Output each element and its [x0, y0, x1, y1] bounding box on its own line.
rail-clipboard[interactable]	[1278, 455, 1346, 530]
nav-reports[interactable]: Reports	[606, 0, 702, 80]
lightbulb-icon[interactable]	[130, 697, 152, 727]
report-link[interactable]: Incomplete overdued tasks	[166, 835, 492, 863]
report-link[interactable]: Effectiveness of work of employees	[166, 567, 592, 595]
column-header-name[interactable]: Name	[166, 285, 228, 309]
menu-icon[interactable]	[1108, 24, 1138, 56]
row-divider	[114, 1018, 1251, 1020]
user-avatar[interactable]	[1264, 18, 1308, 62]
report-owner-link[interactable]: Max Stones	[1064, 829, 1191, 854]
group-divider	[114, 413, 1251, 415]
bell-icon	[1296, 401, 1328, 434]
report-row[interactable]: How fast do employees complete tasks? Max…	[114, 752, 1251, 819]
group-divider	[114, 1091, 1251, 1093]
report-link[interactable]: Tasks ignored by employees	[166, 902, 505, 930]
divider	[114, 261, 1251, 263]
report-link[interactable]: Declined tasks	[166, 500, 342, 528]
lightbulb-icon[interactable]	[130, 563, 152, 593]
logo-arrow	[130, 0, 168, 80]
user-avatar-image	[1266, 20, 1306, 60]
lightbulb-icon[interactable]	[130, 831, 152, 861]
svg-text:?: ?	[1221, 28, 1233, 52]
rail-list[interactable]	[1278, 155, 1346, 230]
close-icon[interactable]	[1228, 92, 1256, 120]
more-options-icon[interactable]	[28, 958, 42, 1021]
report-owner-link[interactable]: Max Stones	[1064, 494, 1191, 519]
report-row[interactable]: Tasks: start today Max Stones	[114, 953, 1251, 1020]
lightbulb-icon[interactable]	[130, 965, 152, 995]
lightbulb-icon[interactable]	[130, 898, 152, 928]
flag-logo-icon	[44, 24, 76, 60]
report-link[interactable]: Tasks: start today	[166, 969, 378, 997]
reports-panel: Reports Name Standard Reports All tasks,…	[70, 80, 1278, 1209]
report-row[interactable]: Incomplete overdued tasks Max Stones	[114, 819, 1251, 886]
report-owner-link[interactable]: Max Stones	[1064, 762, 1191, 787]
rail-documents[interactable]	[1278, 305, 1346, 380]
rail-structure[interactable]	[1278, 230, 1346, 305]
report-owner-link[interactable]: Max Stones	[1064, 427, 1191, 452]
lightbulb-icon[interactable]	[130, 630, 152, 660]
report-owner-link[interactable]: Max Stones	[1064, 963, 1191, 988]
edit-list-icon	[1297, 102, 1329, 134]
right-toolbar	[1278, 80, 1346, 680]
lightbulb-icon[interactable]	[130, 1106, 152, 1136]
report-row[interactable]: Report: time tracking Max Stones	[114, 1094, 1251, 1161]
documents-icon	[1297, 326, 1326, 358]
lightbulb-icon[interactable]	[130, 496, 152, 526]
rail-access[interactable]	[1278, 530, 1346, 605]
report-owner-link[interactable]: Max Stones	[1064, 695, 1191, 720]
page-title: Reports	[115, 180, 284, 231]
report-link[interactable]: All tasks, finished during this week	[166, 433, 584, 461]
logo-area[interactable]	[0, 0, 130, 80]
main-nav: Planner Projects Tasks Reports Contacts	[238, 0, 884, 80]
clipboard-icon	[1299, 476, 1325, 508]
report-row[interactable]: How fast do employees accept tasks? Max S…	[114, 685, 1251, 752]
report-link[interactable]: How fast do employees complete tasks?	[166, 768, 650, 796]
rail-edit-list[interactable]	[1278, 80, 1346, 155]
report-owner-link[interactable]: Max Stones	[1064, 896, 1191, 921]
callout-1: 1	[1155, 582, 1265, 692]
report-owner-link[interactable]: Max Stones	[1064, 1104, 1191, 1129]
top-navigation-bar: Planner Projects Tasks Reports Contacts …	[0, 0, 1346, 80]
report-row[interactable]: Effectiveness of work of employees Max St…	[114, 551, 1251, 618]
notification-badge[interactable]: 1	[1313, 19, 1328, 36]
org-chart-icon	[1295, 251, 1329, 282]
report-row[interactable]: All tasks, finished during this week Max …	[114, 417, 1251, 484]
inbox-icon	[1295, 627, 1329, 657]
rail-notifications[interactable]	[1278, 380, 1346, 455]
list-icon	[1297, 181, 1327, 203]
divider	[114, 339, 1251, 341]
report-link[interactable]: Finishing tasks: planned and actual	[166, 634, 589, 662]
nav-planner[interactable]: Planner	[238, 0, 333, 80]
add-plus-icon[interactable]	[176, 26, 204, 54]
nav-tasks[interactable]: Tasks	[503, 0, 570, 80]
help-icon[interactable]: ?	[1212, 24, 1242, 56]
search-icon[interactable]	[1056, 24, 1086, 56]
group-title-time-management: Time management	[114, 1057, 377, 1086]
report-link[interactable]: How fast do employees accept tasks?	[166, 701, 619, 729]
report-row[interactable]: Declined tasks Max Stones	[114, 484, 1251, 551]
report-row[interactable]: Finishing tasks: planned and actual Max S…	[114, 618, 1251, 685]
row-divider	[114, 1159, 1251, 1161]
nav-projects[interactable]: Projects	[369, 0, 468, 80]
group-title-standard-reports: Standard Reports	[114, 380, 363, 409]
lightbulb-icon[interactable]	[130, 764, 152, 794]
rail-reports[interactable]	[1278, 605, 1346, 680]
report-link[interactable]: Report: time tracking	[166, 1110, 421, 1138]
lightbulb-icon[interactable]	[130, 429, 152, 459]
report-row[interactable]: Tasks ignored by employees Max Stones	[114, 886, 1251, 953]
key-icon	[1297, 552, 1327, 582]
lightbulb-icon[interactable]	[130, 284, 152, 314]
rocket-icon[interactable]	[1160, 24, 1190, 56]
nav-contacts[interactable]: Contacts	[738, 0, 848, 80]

#####

• **Task description**:
Reproduce every line of the records above word for word.

• **Exercise response**:
Output each element and its [x0, y0, x1, y1] bounding box on its own line.
rail-clipboard[interactable]	[1278, 455, 1346, 530]
nav-reports[interactable]: Reports	[606, 0, 702, 80]
lightbulb-icon[interactable]	[130, 697, 152, 727]
report-link[interactable]: Incomplete overdued tasks	[166, 835, 492, 863]
report-link[interactable]: Effectiveness of work of employees	[166, 567, 592, 595]
column-header-name[interactable]: Name	[166, 285, 228, 309]
menu-icon[interactable]	[1108, 24, 1138, 56]
row-divider	[114, 1018, 1251, 1020]
user-avatar[interactable]	[1264, 18, 1308, 62]
report-owner-link[interactable]: Max Stones	[1064, 829, 1191, 854]
group-divider	[114, 413, 1251, 415]
bell-icon	[1296, 401, 1328, 434]
report-row[interactable]: How fast do employees complete tasks? Max…	[114, 752, 1251, 819]
group-divider	[114, 1091, 1251, 1093]
report-link[interactable]: Tasks ignored by employees	[166, 902, 505, 930]
divider	[114, 261, 1251, 263]
report-link[interactable]: Declined tasks	[166, 500, 342, 528]
lightbulb-icon[interactable]	[130, 563, 152, 593]
logo-arrow	[130, 0, 168, 80]
user-avatar-image	[1266, 20, 1306, 60]
lightbulb-icon[interactable]	[130, 831, 152, 861]
svg-text:?: ?	[1221, 28, 1233, 52]
rail-list[interactable]	[1278, 155, 1346, 230]
close-icon[interactable]	[1228, 92, 1256, 120]
more-options-icon[interactable]	[28, 958, 42, 1021]
report-owner-link[interactable]: Max Stones	[1064, 494, 1191, 519]
report-row[interactable]: Tasks: start today Max Stones	[114, 953, 1251, 1020]
lightbulb-icon[interactable]	[130, 965, 152, 995]
lightbulb-icon[interactable]	[130, 898, 152, 928]
flag-logo-icon	[44, 24, 76, 60]
report-link[interactable]: Tasks: start today	[166, 969, 378, 997]
reports-panel: Reports Name Standard Reports All tasks,…	[70, 80, 1278, 1209]
report-row[interactable]: Incomplete overdued tasks Max Stones	[114, 819, 1251, 886]
report-owner-link[interactable]: Max Stones	[1064, 762, 1191, 787]
rail-documents[interactable]	[1278, 305, 1346, 380]
rail-structure[interactable]	[1278, 230, 1346, 305]
report-owner-link[interactable]: Max Stones	[1064, 427, 1191, 452]
lightbulb-icon[interactable]	[130, 630, 152, 660]
report-owner-link[interactable]: Max Stones	[1064, 963, 1191, 988]
edit-list-icon	[1297, 102, 1329, 134]
right-toolbar	[1278, 80, 1346, 680]
lightbulb-icon[interactable]	[130, 1106, 152, 1136]
report-row[interactable]: Report: time tracking Max Stones	[114, 1094, 1251, 1161]
documents-icon	[1297, 326, 1326, 358]
lightbulb-icon[interactable]	[130, 496, 152, 526]
rail-access[interactable]	[1278, 530, 1346, 605]
report-owner-link[interactable]: Max Stones	[1064, 695, 1191, 720]
page-title: Reports	[115, 180, 284, 231]
report-link[interactable]: All tasks, finished during this week	[166, 433, 584, 461]
logo-area[interactable]	[0, 0, 130, 80]
main-nav: Planner Projects Tasks Reports Contacts	[238, 0, 884, 80]
clipboard-icon	[1299, 476, 1325, 508]
report-row[interactable]: How fast do employees accept tasks? Max S…	[114, 685, 1251, 752]
report-link[interactable]: How fast do employees complete tasks?	[166, 768, 650, 796]
rail-edit-list[interactable]	[1278, 80, 1346, 155]
report-owner-link[interactable]: Max Stones	[1064, 896, 1191, 921]
callout-1: 1	[1155, 582, 1265, 692]
report-owner-link[interactable]: Max Stones	[1064, 1104, 1191, 1129]
top-navigation-bar: Planner Projects Tasks Reports Contacts …	[0, 0, 1346, 80]
report-row[interactable]: Effectiveness of work of employees Max St…	[114, 551, 1251, 618]
notification-badge[interactable]: 1	[1313, 19, 1328, 36]
org-chart-icon	[1295, 251, 1329, 282]
report-row[interactable]: All tasks, finished during this week Max …	[114, 417, 1251, 484]
inbox-icon	[1295, 627, 1329, 657]
rail-notifications[interactable]	[1278, 380, 1346, 455]
list-icon	[1297, 181, 1327, 203]
divider	[114, 339, 1251, 341]
report-link[interactable]: Finishing tasks: planned and actual	[166, 634, 589, 662]
nav-planner[interactable]: Planner	[238, 0, 333, 80]
add-plus-icon[interactable]	[176, 26, 204, 54]
nav-tasks[interactable]: Tasks	[503, 0, 570, 80]
help-icon[interactable]: ?	[1212, 24, 1242, 56]
search-icon[interactable]	[1056, 24, 1086, 56]
group-title-time-management: Time management	[114, 1057, 377, 1086]
report-link[interactable]: How fast do employees accept tasks?	[166, 701, 619, 729]
report-row[interactable]: Declined tasks Max Stones	[114, 484, 1251, 551]
report-row[interactable]: Finishing tasks: planned and actual Max S…	[114, 618, 1251, 685]
row-divider	[114, 1159, 1251, 1161]
nav-projects[interactable]: Projects	[369, 0, 468, 80]
group-title-standard-reports: Standard Reports	[114, 380, 363, 409]
lightbulb-icon[interactable]	[130, 764, 152, 794]
rail-reports[interactable]	[1278, 605, 1346, 680]
report-link[interactable]: Report: time tracking	[166, 1110, 421, 1138]
lightbulb-icon[interactable]	[130, 429, 152, 459]
report-row[interactable]: Tasks ignored by employees Max Stones	[114, 886, 1251, 953]
key-icon	[1297, 552, 1327, 582]
lightbulb-icon[interactable]	[130, 284, 152, 314]
rocket-icon[interactable]	[1160, 24, 1190, 56]
nav-contacts[interactable]: Contacts	[738, 0, 848, 80]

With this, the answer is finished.